Transcribe all of the material exactly.

■ PROVIDED DATA ■
++++++++++

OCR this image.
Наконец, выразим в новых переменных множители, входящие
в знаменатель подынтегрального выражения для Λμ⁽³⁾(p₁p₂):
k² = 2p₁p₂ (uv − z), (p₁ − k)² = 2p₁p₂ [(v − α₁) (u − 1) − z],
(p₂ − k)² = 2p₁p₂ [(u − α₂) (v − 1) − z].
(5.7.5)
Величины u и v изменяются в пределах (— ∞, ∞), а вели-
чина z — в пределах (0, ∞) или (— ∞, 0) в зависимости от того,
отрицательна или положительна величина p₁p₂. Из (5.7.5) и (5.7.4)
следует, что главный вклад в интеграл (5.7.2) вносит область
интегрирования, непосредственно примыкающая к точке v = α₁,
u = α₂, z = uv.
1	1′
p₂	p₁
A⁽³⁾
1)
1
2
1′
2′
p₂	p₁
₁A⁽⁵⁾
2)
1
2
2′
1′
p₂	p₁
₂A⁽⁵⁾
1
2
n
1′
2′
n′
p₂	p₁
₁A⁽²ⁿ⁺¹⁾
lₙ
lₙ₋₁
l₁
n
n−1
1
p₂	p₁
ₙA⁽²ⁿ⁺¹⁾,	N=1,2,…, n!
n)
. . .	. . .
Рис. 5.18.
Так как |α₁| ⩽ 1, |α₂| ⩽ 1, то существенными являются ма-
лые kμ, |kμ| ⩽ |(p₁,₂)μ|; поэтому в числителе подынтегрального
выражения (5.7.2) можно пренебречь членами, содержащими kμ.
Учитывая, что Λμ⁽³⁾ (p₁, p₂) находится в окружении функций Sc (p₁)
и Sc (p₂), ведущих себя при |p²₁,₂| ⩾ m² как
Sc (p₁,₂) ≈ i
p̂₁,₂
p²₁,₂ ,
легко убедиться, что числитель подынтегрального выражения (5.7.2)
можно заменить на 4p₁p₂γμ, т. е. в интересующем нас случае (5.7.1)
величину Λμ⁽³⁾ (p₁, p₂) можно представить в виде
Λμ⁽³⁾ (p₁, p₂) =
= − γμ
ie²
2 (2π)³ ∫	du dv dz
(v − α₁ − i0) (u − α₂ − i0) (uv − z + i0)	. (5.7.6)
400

++++++++++

■ ANSWER BELOW ■
OCR this image.
Наконец, выразим в новых переменных множители, входящие
в знаменатель подынтегрального выражения для Λμ⁽³⁾(p₁p₂):
k² = 2p₁p₂ (uv − z), (p₁ − k)² = 2p₁p₂ [(v − α₁) (u − 1) − z],
(p₂ − k)² = 2p₁p₂ [(u − α₂) (v − 1) − z].
(5.7.5)
Величины u и v изменяются в пределах (— ∞, ∞), а вели-
чина z — в пределах (0, ∞) или (— ∞, 0) в зависимости от того,
отрицательна или положительна величина p₁p₂. Из (5.7.5) и (5.7.4)
следует, что главный вклад в интеграл (5.7.2) вносит область
интегрирования, непосредственно примыкающая к точке v = α₁,
u = α₂, z = uv.
1	1′
p₂	p₁
A⁽³⁾
1)
1
2
1′
2′
p₂	p₁
₁A⁽⁵⁾
2)
1
2
2′
1′
p₂	p₁
₂A⁽⁵⁾
1
2
n
1′
2′
n′
p₂	p₁
₁A⁽²ⁿ⁺¹⁾
lₙ
lₙ₋₁
l₁
n
n−1
1
p₂	p₁
ₙA⁽²ⁿ⁺¹⁾,	N=1,2,…, n!
n)
. . .	. . .
Рис. 5.18.
Так как |α₁| ⩽ 1, |α₂| ⩽ 1, то существенными являются ма-
лые kμ, |kμ| ⩽ |(p₁,₂)μ|; поэтому в числителе подынтегрального
выражения (5.7.2) можно пренебречь членами, содержащими kμ.
Учитывая, что Λμ⁽³⁾ (p₁, p₂) находится в окружении функций Sc (p₁)
и Sc (p₂), ведущих себя при |p²₁,₂| ⩾ m² как
Sc (p₁,₂) ≈ i
p̂₁,₂
p²₁,₂ ,
легко убедиться, что числитель подынтегрального выражения (5.7.2)
можно заменить на 4p₁p₂γμ, т. е. в интересующем нас случае (5.7.1)
величину Λμ⁽³⁾ (p₁, p₂) можно представить в виде
Λμ⁽³⁾ (p₁, p₂) =
= − γμ
ie²
2 (2π)³ ∫	du dv dz
(v − α₁ − i0) (u − α₂ − i0) (uv − z + i0)	. (5.7.6)
400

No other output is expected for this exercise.